GIVEN EXERCISE | Each line containing the word "hammer" must be reported.

--- Start ---

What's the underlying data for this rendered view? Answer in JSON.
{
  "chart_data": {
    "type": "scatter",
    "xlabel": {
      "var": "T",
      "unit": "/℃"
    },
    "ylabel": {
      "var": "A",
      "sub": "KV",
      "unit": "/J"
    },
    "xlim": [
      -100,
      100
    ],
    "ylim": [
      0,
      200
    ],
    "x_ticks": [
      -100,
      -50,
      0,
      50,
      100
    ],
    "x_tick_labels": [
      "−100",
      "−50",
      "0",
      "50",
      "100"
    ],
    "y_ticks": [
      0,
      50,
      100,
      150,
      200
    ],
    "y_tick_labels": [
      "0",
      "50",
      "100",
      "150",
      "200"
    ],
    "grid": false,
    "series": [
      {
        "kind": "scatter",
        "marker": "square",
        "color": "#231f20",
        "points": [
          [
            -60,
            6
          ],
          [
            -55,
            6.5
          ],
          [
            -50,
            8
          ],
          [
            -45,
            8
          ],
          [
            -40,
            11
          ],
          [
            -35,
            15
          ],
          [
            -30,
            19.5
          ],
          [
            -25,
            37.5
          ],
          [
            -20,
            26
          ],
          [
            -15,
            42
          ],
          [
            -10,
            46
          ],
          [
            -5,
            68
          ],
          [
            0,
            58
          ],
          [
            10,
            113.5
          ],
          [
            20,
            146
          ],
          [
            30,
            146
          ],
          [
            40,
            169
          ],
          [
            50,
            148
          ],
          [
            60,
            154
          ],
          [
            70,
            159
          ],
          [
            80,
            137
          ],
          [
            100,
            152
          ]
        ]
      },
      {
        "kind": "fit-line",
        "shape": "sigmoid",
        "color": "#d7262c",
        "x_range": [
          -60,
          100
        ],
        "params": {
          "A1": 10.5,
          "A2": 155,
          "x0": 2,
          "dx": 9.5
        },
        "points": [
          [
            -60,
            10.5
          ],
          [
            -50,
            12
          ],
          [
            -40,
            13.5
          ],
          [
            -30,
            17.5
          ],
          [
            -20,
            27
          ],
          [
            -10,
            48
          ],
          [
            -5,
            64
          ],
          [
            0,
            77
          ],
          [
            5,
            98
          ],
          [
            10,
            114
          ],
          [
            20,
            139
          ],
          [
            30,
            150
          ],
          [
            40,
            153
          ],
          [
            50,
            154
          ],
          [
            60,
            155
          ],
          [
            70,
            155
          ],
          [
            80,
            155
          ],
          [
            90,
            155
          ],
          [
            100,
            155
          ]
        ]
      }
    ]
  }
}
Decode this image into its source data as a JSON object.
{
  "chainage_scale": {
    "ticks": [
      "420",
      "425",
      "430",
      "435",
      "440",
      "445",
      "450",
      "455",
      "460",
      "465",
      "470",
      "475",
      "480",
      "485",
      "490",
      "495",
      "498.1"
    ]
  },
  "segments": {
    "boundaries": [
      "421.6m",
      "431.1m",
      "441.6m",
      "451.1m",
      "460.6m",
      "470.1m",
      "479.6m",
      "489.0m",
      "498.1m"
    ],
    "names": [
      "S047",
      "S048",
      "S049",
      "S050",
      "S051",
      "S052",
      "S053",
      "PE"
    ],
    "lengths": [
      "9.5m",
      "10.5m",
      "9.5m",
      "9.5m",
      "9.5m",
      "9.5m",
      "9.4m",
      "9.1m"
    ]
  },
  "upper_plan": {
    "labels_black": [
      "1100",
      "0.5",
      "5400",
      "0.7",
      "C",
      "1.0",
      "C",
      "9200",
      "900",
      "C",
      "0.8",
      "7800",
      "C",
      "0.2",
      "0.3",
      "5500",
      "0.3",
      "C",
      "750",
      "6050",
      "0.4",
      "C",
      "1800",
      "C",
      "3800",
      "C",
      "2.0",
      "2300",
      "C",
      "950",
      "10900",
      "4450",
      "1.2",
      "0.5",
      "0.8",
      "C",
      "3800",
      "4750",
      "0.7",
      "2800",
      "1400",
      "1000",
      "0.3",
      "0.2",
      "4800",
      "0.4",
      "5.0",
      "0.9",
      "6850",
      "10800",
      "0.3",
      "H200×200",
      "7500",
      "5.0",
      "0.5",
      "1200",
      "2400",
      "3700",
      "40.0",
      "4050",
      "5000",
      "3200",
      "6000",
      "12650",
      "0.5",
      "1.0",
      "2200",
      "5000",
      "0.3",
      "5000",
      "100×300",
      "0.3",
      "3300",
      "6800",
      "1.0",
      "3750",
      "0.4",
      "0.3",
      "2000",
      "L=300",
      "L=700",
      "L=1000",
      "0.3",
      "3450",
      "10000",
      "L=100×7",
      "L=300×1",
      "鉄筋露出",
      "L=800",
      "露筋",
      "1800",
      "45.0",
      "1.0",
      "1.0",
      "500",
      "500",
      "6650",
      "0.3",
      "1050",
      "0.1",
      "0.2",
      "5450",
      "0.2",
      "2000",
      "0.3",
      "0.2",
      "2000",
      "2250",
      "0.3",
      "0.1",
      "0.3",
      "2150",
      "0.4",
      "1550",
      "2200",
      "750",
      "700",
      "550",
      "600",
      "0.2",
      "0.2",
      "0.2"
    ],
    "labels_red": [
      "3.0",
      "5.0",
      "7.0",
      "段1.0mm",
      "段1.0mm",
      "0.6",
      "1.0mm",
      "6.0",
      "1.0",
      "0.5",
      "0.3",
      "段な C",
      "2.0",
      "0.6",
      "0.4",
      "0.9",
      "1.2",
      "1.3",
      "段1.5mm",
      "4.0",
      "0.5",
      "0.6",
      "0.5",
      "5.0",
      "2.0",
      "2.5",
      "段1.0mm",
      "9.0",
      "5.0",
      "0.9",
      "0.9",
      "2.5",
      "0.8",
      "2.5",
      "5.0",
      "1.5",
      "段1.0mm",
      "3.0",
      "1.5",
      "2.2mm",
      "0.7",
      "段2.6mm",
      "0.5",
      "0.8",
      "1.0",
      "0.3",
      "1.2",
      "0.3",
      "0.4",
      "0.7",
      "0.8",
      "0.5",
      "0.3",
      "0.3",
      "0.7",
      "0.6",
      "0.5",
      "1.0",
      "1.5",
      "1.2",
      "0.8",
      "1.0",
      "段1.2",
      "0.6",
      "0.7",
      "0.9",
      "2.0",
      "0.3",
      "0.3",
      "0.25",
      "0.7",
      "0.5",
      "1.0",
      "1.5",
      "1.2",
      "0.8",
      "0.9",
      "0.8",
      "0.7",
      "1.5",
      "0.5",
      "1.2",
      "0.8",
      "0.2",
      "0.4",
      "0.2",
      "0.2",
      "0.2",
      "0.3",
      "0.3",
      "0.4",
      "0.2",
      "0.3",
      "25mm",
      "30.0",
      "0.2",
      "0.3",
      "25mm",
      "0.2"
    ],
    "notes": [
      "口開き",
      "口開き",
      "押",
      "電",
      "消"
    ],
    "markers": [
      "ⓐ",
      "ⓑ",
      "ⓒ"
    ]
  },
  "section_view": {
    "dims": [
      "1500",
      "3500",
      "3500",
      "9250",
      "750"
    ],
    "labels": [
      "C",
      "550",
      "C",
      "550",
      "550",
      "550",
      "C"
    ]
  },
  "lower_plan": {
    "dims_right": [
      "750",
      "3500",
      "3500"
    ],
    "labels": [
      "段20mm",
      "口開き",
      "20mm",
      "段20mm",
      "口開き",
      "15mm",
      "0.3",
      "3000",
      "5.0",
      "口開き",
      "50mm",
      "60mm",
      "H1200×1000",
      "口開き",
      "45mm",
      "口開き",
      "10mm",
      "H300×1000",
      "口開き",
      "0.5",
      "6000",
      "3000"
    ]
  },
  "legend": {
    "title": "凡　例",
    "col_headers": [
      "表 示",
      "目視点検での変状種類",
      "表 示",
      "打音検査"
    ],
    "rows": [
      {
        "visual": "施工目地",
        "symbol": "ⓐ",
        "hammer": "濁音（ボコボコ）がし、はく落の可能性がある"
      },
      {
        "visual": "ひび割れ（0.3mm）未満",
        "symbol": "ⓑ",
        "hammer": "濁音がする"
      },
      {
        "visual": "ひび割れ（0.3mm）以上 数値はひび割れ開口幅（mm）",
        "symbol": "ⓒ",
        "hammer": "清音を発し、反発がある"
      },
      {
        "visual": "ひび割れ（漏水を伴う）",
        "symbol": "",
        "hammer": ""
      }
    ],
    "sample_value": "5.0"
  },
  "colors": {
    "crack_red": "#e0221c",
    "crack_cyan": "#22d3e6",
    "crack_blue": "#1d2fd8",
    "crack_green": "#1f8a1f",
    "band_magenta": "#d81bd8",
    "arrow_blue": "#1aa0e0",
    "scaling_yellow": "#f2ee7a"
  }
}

--- End ---

THE COMPLETED TASK |
        "hammer": "濁音（ボコボコ）がし、はく落の可能性がある"
        "hammer": "濁音がする"
        "hammer": "清音を発し、反発がある"
        "hammer": ""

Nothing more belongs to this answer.